* Source excerpt:
====================
# Blacktown Gymkhana



## Pinto Pony (Jul 28, 2008)

Any Sydneysiders here that have been to this monthly gymkhana? My mum wants to take Angel out and do the led mare class with her and she said I can take Com for something to do, yay.

Any tips for hacking and led class??? I haven't hacked in years, since high school!


----------



## LizAndCollin101 (Jul 10, 2008)

I haven't been to that gymkhana but here are some tips for the hacking and led classes.


PRESENTATION

Make sure your horse, has a nice shiny coat, plaited nicely (preferably rosettes) good weight (not too fat or thin and has some prettiness/elegance to him.

Hacking is a very precise and elegant sport, requiring the horse and rider to be absolutely spotless. 

So make sure all your is sparkling like a disco ball and yourself clean and tidy.

LED

Your workout for led will be this. Usually your horse will be shown in a bridle (or halter if Quarter Horse). Once again make sure everything is clean and spotless! 
Once you enter the ring you and all your other competitiors will walk around the judge and from there she may pick 4/5 competitors to do a workout or you may all do the workout.
====================
* Data lines:
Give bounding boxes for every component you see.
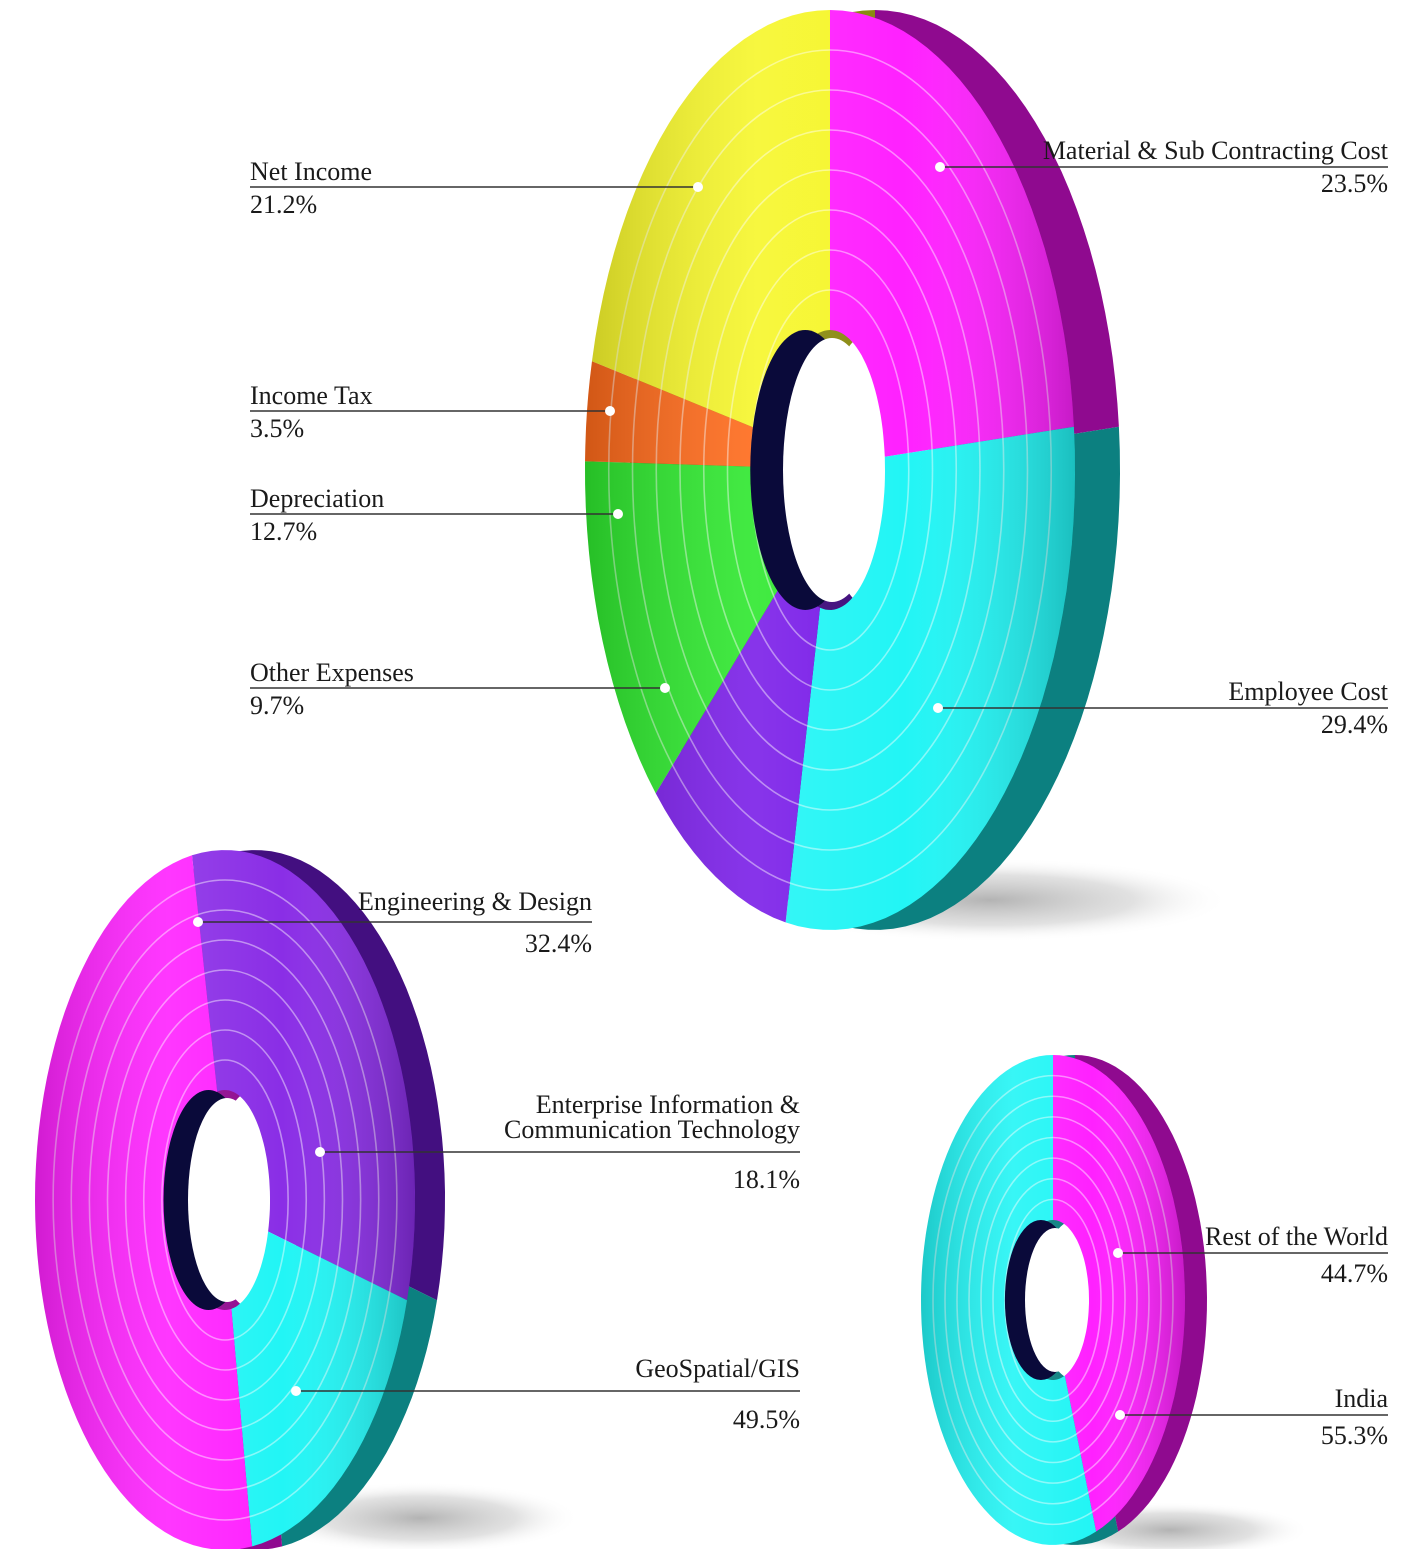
====================
* What this exercise asks:
- a) In the gymkhana thread, what should a Quarter Horse be shown in for the led class?
- b) Continue the gymkhana thread from its final sentence.

* Answers to each task:
- a) A halter.

- b)
Usually the workout is walk/trot away from judge present horse side on and trot back again. THat is all that is required. Remember to keep him straight away and to the judge.
AND DONT FORGET TO SMILE!
Also while in the line up dont let your horse rest his leg or have a bored expression on his face - try to keep him interested.


HACKING
Once again clean and tidy ....  The workout will usually be a trot figure eight and canter figure eight ( a simple change ). The only thing to remember in the hack ring is to show the judge that your horse is calm, responsive and the best.


Good Luck !

Let Me Know How It Goes!

Liz


----------



## Pinto Pony (Jul 28, 2008)

Thanks for the reply, but unfortunately the weather isn't looking too good and I was too lazy to wash them :S Maybe next month I will take Angel.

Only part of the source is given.